- [EXERCISE] Search the listing below for the word "Problem" and copy each line that holds it.

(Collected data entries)

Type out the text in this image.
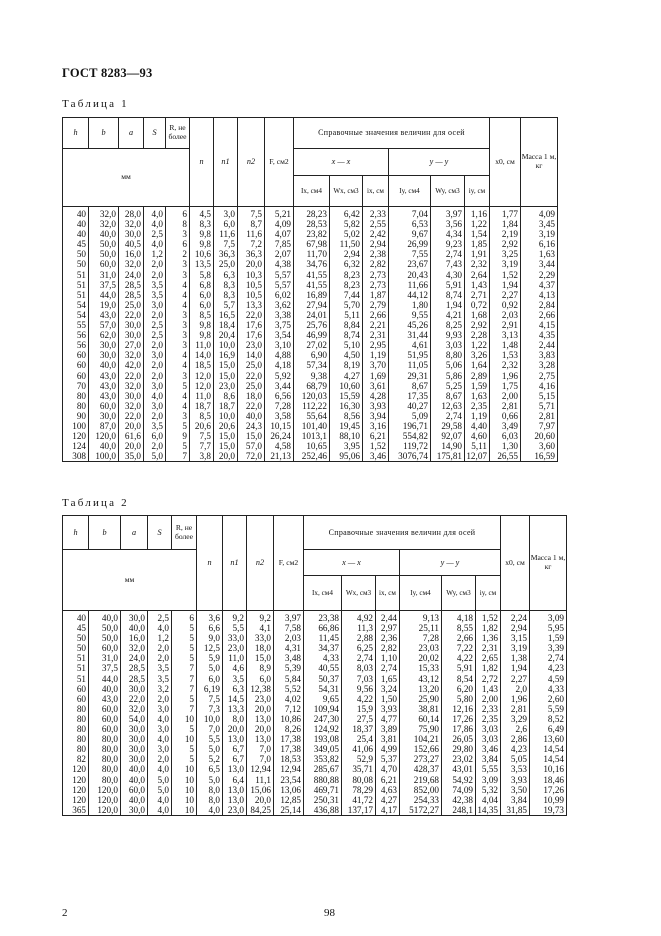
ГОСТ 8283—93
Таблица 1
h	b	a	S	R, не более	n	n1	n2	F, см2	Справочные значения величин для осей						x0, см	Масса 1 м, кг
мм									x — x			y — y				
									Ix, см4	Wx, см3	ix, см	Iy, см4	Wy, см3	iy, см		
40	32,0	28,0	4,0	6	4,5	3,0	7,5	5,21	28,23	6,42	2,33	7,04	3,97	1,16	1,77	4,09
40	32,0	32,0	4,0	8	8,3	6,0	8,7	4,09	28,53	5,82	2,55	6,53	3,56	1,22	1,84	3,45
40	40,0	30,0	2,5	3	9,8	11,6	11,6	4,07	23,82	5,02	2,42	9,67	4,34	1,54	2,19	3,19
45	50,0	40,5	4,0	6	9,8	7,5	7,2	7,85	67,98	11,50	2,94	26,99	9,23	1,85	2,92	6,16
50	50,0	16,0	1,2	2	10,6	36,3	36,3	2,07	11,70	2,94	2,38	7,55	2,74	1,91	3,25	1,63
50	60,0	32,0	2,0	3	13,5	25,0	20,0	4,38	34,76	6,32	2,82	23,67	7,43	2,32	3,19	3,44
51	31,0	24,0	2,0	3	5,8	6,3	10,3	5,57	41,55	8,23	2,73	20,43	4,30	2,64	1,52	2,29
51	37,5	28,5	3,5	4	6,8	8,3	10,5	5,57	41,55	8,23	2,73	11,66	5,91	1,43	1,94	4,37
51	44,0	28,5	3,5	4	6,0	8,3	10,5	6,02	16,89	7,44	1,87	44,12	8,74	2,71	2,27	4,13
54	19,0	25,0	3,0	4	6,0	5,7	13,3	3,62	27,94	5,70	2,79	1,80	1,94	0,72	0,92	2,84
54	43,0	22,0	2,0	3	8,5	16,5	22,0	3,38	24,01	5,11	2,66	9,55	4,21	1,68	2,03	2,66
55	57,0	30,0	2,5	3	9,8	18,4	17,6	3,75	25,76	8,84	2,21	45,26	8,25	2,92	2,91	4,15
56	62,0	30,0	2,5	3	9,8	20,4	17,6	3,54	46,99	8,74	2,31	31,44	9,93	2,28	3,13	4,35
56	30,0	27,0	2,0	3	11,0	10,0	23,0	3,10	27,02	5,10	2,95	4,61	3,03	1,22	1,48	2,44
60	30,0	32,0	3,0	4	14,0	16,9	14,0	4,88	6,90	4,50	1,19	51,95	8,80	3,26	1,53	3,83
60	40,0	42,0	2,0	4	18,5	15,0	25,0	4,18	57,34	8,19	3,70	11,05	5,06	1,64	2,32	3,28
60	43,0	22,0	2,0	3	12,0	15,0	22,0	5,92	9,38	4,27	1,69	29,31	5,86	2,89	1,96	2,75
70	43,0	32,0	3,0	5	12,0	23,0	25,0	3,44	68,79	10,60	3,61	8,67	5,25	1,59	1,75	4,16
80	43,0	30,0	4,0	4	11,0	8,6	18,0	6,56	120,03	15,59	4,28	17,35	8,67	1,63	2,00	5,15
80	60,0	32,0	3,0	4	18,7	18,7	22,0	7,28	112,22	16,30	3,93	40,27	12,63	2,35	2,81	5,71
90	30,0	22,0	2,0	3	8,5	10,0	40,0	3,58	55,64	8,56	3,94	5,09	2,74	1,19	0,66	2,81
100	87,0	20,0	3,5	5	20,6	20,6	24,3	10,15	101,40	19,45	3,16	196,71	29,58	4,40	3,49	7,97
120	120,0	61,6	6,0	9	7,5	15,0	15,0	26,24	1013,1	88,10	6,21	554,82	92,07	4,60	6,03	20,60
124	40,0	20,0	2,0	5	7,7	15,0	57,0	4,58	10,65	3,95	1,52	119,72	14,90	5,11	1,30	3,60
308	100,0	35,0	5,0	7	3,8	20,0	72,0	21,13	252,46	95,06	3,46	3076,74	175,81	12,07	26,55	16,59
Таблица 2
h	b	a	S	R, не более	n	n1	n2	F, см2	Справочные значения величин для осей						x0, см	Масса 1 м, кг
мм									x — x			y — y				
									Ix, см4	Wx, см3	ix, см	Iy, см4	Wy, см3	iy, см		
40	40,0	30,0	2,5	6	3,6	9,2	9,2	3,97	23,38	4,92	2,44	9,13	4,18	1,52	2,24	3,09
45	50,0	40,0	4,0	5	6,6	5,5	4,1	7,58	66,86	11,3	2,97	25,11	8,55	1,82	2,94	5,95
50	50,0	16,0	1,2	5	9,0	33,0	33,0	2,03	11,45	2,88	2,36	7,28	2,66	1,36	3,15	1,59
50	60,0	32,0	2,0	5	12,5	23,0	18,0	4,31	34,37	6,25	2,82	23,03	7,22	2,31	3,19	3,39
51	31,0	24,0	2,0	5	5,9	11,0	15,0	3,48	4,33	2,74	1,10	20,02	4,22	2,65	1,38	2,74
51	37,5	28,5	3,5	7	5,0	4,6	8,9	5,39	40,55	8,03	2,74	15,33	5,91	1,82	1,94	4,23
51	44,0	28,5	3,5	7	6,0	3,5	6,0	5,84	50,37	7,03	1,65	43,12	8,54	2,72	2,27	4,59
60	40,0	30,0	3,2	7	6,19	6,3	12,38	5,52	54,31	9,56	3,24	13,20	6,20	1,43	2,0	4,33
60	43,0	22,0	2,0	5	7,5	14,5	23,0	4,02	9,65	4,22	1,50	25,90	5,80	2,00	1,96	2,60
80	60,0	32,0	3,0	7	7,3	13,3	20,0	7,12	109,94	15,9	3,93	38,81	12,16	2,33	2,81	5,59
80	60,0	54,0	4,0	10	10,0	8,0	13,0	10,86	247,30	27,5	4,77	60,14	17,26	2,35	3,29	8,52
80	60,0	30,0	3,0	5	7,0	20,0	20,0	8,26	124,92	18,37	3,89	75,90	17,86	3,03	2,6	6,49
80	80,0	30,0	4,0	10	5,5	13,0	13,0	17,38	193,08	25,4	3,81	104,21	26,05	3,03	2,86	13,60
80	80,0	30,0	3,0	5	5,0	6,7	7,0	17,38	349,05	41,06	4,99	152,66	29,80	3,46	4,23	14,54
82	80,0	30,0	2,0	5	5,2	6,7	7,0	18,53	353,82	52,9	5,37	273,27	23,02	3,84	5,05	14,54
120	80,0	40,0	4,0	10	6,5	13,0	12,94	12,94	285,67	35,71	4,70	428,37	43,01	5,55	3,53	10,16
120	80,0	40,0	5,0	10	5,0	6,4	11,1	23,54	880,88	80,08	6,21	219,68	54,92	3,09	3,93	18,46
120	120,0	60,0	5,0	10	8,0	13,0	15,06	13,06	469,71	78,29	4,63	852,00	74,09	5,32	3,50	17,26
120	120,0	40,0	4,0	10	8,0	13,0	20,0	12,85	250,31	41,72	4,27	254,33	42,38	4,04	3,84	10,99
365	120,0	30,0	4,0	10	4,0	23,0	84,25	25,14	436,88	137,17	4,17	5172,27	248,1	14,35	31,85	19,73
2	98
---
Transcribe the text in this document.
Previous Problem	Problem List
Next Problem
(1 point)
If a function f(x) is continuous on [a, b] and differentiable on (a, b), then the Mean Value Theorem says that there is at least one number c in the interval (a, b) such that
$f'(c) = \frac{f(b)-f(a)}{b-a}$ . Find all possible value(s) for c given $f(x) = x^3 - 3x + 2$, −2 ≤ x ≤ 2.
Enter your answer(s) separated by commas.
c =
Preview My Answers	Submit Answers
---
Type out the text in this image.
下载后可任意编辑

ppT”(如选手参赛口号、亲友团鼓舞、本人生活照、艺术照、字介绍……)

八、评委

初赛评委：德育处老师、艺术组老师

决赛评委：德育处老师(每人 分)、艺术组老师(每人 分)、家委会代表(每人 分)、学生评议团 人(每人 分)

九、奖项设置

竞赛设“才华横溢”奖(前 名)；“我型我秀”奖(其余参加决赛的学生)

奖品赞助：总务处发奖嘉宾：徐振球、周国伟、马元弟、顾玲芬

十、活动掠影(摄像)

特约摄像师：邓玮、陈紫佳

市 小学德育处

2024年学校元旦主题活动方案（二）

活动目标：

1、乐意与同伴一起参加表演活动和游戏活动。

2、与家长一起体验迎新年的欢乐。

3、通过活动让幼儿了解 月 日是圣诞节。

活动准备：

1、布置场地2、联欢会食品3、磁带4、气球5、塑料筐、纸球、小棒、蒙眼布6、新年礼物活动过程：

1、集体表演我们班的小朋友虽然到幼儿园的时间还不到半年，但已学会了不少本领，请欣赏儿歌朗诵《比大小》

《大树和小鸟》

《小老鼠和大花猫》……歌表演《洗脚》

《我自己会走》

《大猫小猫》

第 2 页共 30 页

- [FINISHED TASK]
Previous Problem	Problem List
Next Problem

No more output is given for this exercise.